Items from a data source

────────────────────────────────────────

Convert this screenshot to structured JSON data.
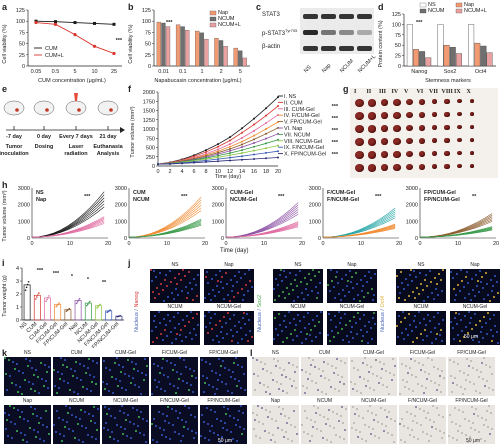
{
  "panel_letters": {
    "a": "a",
    "b": "b",
    "c": "c",
    "d": "d",
    "e": "e",
    "f": "f",
    "g": "g",
    "h": "h",
    "i": "i",
    "j": "j",
    "k": "k",
    "l": "l"
  },
  "colors": {
    "black": "#1a1a1a",
    "red": "#d9342b",
    "nap": "#f29a72",
    "ncum": "#6f6f6f",
    "ncuml": "#e8a0a0",
    "ns": "#ffffff",
    "green": "#3a9a4a",
    "teal": "#2aa7a7",
    "purple": "#8a4fa3",
    "blue": "#3b5bb5",
    "pink": "#e06aa0",
    "orange": "#f08a2e",
    "lightgreen": "#8cc63f",
    "navy": "#2b2b7a",
    "brown": "#8b5a2b"
  },
  "panel_a": {
    "chart_data": {
      "type": "line",
      "xlabel": "CUM concentration (μg/mL)",
      "ylabel": "Cell viability (%)",
      "categories": [
        "0.05",
        "0.5",
        "5",
        "10",
        "25"
      ],
      "ylim": [
        0,
        125
      ],
      "yticks": [
        "0",
        "25",
        "50",
        "75",
        "100",
        "125"
      ],
      "series": [
        {
          "name": "CUM",
          "values": [
            100,
            99,
            97,
            95,
            93
          ]
        },
        {
          "name": "CUM+L",
          "values": [
            97,
            93,
            70,
            44,
            28
          ]
        }
      ],
      "legend": "bottom-left",
      "significance": "***"
    }
  },
  "panel_b": {
    "chart_data": {
      "type": "bar",
      "xlabel": "Napabucasin concentration (μg/mL)",
      "ylabel": "Cell viability (%)",
      "categories": [
        "0.01",
        "0.1",
        "1",
        "2",
        "5"
      ],
      "ylim": [
        0,
        125
      ],
      "yticks": [
        "0",
        "25",
        "50",
        "75",
        "100",
        "125"
      ],
      "series": [
        {
          "name": "Nap",
          "values": [
            98,
            92,
            78,
            62,
            40
          ]
        },
        {
          "name": "NCUM",
          "values": [
            96,
            88,
            74,
            57,
            34
          ]
        },
        {
          "name": "NCUM+L",
          "values": [
            88,
            80,
            60,
            44,
            18
          ]
        }
      ],
      "legend": "top-right",
      "significance": "***"
    }
  },
  "panel_c": {
    "rows": [
      "STAT3",
      "p-STAT3",
      "β-actin"
    ],
    "row2_sup": "Tyr705",
    "cols": [
      "NS",
      "Nap",
      "NCUM",
      "NCUM+L"
    ]
  },
  "panel_d": {
    "chart_data": {
      "type": "bar",
      "xlabel": "Stemness markers",
      "ylabel": "Protein content (%)",
      "categories": [
        "Nanog",
        "Sox2",
        "Oct4"
      ],
      "ylim": [
        0,
        125
      ],
      "yticks": [
        "0",
        "25",
        "50",
        "75",
        "100",
        "125"
      ],
      "series": [
        {
          "name": "NS",
          "values": [
            100,
            100,
            100
          ]
        },
        {
          "name": "Nap",
          "values": [
            40,
            50,
            55
          ]
        },
        {
          "name": "NCUM",
          "values": [
            35,
            45,
            48
          ]
        },
        {
          "name": "NCUM+L",
          "values": [
            20,
            30,
            32
          ]
        }
      ],
      "legend": "top",
      "significance": "***"
    }
  },
  "panel_e": {
    "days": [
      "-7 day",
      "0 day",
      "Every 7 days",
      "21 day"
    ],
    "steps": [
      "Tumor\ninoculation",
      "Dosing",
      "Laser\nradiation",
      "Euthanasia\nAnalysis"
    ]
  },
  "panel_f": {
    "chart_data": {
      "type": "line",
      "xlabel": "Time (day)",
      "ylabel": "Tumor volume (mm³)",
      "x": [
        0,
        2,
        4,
        6,
        8,
        10,
        12,
        14,
        16,
        18,
        20
      ],
      "ylim": [
        0,
        2000
      ],
      "yticks": [
        "0",
        "250",
        "500",
        "750",
        "1000",
        "1250",
        "1500",
        "1750",
        "2000"
      ],
      "xticks": [
        "0",
        "2",
        "4",
        "6",
        "8",
        "10",
        "12",
        "14",
        "16",
        "18",
        "20"
      ],
      "series": [
        {
          "name": "I. NS",
          "values": [
            50,
            100,
            180,
            290,
            430,
            590,
            780,
            1020,
            1280,
            1560,
            1860
          ]
        },
        {
          "name": "II. CUM",
          "values": [
            50,
            95,
            160,
            260,
            380,
            520,
            690,
            900,
            1120,
            1360,
            1620
          ]
        },
        {
          "name": "III. CUM-Gel",
          "values": [
            50,
            90,
            150,
            230,
            330,
            450,
            590,
            760,
            950,
            1160,
            1380
          ]
        },
        {
          "name": "IV. F/CUM-Gel",
          "values": [
            50,
            85,
            140,
            210,
            300,
            400,
            520,
            660,
            820,
            1000,
            1190
          ]
        },
        {
          "name": "V. FP/CUM-Gel",
          "values": [
            50,
            80,
            130,
            195,
            270,
            360,
            460,
            580,
            720,
            870,
            1030
          ]
        },
        {
          "name": "VI. Nap",
          "values": [
            50,
            75,
            120,
            175,
            240,
            320,
            410,
            510,
            620,
            740,
            870
          ]
        },
        {
          "name": "VII. NCUM",
          "values": [
            50,
            70,
            110,
            160,
            215,
            280,
            350,
            430,
            520,
            610,
            710
          ]
        },
        {
          "name": "VIII. NCUM-Gel",
          "values": [
            50,
            65,
            100,
            140,
            185,
            235,
            290,
            350,
            415,
            480,
            550
          ]
        },
        {
          "name": "IX. F/NCUM-Gel",
          "values": [
            50,
            60,
            85,
            115,
            150,
            185,
            225,
            265,
            310,
            355,
            400
          ]
        },
        {
          "name": "X. FP/NCUM-Gel",
          "values": [
            50,
            55,
            70,
            90,
            110,
            130,
            150,
            170,
            190,
            210,
            230
          ]
        }
      ],
      "significance": [
        "***",
        "***",
        "***",
        "***",
        "***"
      ]
    }
  },
  "panel_g": {
    "roman": [
      "I",
      "II",
      "III",
      "IV",
      "V",
      "VI",
      "VII",
      "VIII",
      "IX",
      "X"
    ],
    "rows": 6
  },
  "panel_h": {
    "xlabel": "Time (day)",
    "ylabel": "Tumor volume (mm³)",
    "yticks": [
      "0",
      "1000",
      "2000",
      "3000"
    ],
    "xticks": [
      "0",
      "10",
      "20"
    ],
    "subplots": [
      {
        "label_a": "NS",
        "label_b": "Nap",
        "sig": "***"
      },
      {
        "label_a": "CUM",
        "label_b": "NCUM",
        "sig": "***"
      },
      {
        "label_a": "CUM-Gel",
        "label_b": "NCUM-Gel",
        "sig": "***"
      },
      {
        "label_a": "F/CUM-Gel",
        "label_b": "F/NCUM-Gel",
        "sig": "***"
      },
      {
        "label_a": "FP/CUM-Gel",
        "label_b": "FP/NCUM-Gel",
        "sig": "**"
      }
    ]
  },
  "panel_i": {
    "chart_data": {
      "type": "bar",
      "ylabel": "Tumor weight (g)",
      "ylim": [
        0,
        4
      ],
      "yticks": [
        "0",
        "1",
        "2",
        "3",
        "4"
      ],
      "categories": [
        "NS",
        "CUM",
        "CUM-Gel",
        "F/CUM-Gel",
        "FP/CUM-Gel",
        "Nap",
        "NCUM",
        "NCUM-Gel",
        "F/NCUM-Gel",
        "FP/NCUM-Gel"
      ],
      "values": [
        2.7,
        1.9,
        1.7,
        1.2,
        0.8,
        1.5,
        1.3,
        1.1,
        0.7,
        0.3
      ],
      "significance": [
        "***",
        "***",
        "*",
        "*",
        "**"
      ]
    }
  },
  "panel_j": {
    "groups": [
      {
        "marker": "Nanog",
        "side": "Nucleus /",
        "cells": [
          "NS",
          "Nap",
          "NCUM",
          "NCUM-Gel"
        ]
      },
      {
        "marker": "Sox2",
        "side": "Nucleus /",
        "cells": [
          "NS",
          "Nap",
          "NCUM",
          "NCUM-Gel"
        ]
      },
      {
        "marker": "Oct4",
        "side": "Nucleus /",
        "cells": [
          "NS",
          "Nap",
          "NCUM",
          "NCUM-Gel"
        ]
      }
    ],
    "scale": "50 μm"
  },
  "panel_k": {
    "top": [
      "NS",
      "CUM",
      "CUM-Gel",
      "F/CUM-Gel",
      "FP/CUM-Gel"
    ],
    "bottom": [
      "Nap",
      "NCUM",
      "NCUM-Gel",
      "F/NCUM-Gel",
      "FP/NCUM-Gel"
    ],
    "scale": "50 μm"
  },
  "panel_l": {
    "top": [
      "NS",
      "CUM",
      "CUM-Gel",
      "F/CUM-Gel",
      "FP/CUM-Gel"
    ],
    "bottom": [
      "Nap",
      "NCUM",
      "NCUM-Gel",
      "F/NCUM-Gel",
      "FP/NCUM-Gel"
    ],
    "scale": "50 μm"
  }
}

────────────────────────────────────────

* _Prompt_
Copy out the lines above with "xlabel" in them.

* _Answer to the problem_
      "xlabel": "CUM concentration (μg/mL)",
      "xlabel": "Napabucasin concentration (μg/mL)",
      "xlabel": "Stemness markers",
      "xlabel": "Time (day)",
    "xlabel": "Time (day)",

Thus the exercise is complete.